• TASK DETAILS: Gather all lines in the entries below that include the word "JSON".

>> BEGIN

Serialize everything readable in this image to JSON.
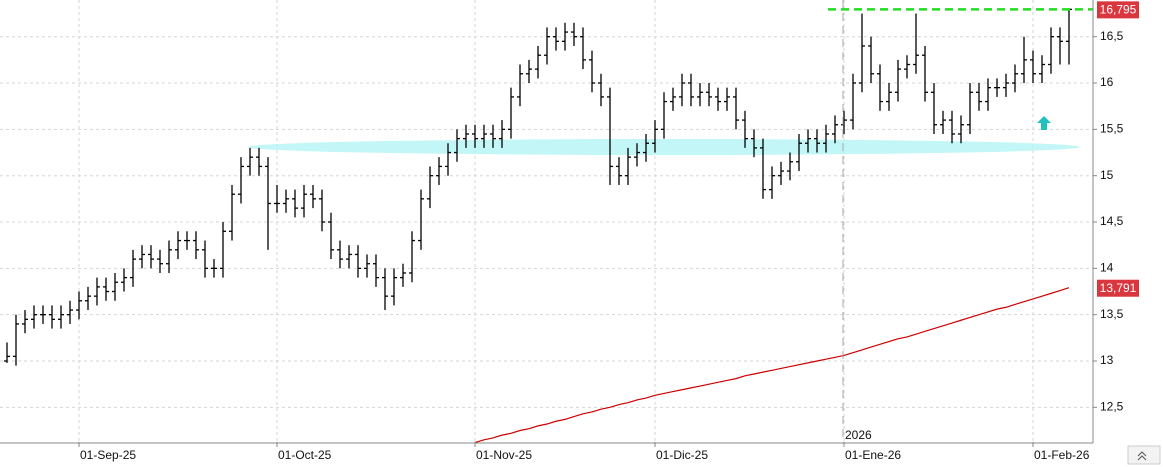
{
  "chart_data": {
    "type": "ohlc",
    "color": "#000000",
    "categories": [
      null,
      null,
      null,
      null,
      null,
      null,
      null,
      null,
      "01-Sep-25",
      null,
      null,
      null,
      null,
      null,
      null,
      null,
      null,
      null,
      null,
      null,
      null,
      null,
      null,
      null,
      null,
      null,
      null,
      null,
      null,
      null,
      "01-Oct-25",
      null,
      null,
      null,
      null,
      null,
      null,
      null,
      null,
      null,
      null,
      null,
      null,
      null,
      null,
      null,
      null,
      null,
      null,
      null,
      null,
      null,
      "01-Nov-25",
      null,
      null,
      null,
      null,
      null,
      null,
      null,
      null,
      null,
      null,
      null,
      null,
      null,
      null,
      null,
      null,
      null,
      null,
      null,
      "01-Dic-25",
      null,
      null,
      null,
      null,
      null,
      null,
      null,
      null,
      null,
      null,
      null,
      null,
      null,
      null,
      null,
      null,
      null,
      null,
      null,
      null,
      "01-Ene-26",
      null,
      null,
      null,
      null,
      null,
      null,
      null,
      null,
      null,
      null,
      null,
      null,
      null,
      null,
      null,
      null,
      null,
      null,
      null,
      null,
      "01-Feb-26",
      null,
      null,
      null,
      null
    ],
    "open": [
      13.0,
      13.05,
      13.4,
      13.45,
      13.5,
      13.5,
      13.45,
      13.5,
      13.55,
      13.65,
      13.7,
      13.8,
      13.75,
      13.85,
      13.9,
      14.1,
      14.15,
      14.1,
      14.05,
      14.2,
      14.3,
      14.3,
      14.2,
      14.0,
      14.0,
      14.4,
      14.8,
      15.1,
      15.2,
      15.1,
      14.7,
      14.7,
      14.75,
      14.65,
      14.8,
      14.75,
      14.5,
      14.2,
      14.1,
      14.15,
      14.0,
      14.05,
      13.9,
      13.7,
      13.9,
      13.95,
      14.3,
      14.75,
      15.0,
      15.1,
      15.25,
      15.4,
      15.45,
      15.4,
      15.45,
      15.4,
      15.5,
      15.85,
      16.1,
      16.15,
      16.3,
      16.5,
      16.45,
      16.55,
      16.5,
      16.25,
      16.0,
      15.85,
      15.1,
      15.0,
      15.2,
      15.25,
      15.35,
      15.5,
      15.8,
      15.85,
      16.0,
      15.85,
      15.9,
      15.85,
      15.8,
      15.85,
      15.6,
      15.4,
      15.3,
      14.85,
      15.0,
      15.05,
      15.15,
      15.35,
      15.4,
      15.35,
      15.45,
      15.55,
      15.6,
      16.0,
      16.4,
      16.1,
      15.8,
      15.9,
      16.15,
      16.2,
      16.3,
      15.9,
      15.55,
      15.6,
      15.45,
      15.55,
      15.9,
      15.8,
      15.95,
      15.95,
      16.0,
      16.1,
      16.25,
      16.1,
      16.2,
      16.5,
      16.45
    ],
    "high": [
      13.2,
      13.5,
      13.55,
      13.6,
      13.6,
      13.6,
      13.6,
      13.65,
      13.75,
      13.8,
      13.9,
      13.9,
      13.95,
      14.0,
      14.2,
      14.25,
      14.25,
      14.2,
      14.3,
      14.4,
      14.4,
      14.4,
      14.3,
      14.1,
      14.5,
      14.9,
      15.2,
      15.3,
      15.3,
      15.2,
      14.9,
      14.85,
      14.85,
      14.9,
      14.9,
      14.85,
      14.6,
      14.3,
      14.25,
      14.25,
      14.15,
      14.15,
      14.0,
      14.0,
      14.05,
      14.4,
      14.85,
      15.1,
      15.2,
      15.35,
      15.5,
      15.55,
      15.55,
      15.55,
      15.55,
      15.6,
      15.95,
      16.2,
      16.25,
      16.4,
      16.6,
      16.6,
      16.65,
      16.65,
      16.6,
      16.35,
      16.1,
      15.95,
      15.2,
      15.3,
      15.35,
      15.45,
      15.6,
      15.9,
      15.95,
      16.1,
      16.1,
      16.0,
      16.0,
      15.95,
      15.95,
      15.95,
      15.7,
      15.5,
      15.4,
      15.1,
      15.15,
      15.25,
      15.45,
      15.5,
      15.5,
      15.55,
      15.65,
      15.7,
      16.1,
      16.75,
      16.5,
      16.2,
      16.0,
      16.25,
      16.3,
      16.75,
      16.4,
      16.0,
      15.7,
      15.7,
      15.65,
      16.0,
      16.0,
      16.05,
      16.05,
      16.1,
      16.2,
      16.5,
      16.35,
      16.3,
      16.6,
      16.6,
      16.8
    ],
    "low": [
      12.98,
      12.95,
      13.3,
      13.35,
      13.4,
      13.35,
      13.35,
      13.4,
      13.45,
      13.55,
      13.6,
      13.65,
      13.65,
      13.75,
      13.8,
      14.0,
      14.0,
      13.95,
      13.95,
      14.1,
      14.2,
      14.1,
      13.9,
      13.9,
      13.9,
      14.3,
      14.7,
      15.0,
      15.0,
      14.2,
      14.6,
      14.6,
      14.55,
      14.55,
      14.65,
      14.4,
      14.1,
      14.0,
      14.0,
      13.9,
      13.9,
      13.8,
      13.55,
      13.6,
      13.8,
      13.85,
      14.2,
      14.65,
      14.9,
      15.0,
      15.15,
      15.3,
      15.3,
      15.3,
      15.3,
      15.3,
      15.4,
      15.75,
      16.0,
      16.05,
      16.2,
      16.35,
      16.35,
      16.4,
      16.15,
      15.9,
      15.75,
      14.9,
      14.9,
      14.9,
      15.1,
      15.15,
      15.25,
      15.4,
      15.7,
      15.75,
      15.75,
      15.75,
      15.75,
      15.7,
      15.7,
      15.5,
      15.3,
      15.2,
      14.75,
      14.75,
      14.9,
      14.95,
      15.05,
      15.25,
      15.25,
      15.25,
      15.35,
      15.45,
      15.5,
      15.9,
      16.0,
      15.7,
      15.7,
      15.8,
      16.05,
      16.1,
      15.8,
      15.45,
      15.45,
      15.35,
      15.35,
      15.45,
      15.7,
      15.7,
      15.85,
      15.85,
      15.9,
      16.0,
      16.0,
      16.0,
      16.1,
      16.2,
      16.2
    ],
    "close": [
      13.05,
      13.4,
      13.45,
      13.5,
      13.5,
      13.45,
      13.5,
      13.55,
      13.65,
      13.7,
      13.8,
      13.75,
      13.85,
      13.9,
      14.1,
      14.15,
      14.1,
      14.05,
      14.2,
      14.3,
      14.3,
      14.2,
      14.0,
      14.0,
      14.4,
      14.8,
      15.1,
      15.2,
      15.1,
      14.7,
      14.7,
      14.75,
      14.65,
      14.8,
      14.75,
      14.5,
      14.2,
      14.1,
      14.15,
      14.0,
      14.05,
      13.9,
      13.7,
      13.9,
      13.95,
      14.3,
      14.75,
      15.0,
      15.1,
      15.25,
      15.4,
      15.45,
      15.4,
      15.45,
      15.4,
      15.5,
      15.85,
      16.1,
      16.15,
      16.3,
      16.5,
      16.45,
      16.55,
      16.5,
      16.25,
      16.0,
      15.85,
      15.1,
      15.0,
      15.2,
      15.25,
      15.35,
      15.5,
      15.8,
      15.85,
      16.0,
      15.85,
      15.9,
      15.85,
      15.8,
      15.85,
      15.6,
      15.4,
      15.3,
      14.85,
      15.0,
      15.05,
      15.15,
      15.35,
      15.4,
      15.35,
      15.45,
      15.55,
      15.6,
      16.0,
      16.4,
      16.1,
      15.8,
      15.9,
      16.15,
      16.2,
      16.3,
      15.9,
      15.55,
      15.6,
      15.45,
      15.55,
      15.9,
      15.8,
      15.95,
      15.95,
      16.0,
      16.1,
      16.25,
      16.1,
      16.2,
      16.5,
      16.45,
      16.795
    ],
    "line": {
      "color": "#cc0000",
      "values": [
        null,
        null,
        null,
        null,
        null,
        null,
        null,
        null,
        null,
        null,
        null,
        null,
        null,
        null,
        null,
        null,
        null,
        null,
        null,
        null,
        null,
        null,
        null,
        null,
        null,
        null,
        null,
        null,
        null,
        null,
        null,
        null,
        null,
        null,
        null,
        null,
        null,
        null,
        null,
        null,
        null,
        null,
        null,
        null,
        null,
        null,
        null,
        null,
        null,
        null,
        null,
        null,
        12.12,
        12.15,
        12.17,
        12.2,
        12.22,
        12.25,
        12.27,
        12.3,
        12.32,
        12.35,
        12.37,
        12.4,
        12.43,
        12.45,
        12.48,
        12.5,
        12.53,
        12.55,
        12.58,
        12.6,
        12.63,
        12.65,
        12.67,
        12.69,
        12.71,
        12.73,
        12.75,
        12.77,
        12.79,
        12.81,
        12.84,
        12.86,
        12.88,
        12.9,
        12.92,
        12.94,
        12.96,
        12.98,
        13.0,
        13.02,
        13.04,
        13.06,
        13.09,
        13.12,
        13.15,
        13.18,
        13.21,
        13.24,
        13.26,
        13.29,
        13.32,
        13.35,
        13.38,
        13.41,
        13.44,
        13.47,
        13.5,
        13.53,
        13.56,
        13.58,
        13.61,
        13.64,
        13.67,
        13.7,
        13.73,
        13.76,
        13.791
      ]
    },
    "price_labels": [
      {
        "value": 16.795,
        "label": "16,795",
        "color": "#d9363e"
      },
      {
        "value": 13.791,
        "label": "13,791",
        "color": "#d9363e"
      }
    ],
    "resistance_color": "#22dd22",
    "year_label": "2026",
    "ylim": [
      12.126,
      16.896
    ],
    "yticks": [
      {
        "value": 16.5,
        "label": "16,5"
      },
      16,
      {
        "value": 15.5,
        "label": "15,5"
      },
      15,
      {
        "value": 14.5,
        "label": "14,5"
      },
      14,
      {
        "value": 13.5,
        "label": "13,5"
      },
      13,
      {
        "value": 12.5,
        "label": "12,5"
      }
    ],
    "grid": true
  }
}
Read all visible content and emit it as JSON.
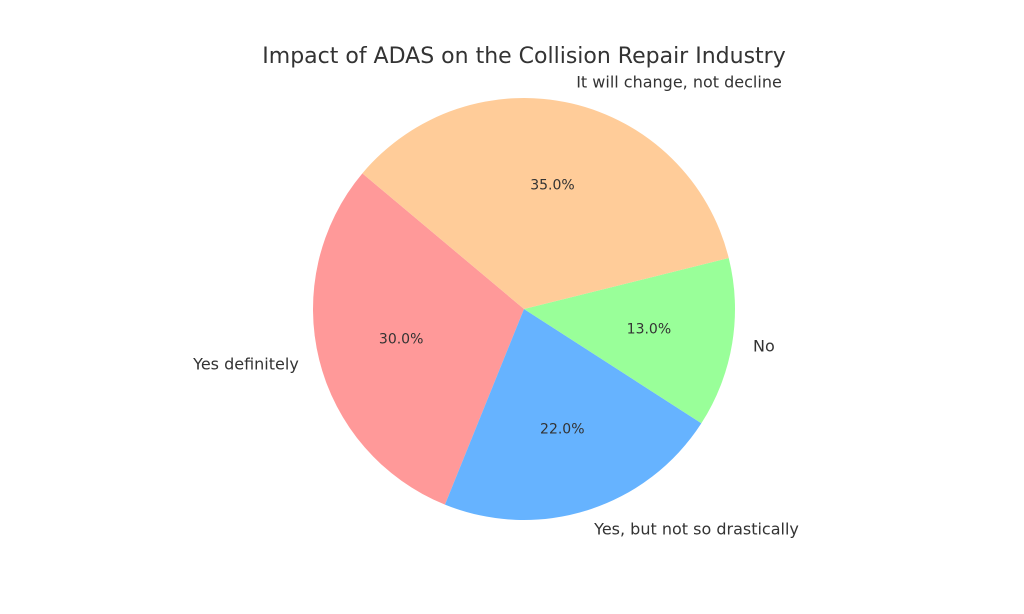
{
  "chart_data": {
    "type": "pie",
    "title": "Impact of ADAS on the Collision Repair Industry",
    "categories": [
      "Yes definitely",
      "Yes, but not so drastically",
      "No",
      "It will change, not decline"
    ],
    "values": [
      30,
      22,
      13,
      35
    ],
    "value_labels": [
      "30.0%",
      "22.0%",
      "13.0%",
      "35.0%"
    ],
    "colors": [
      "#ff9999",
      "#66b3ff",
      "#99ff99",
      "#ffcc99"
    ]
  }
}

>> END

• ANSWER BELOW:
Serialize everything readable in this image to JSON.
Read all visible content and emit it as JSON.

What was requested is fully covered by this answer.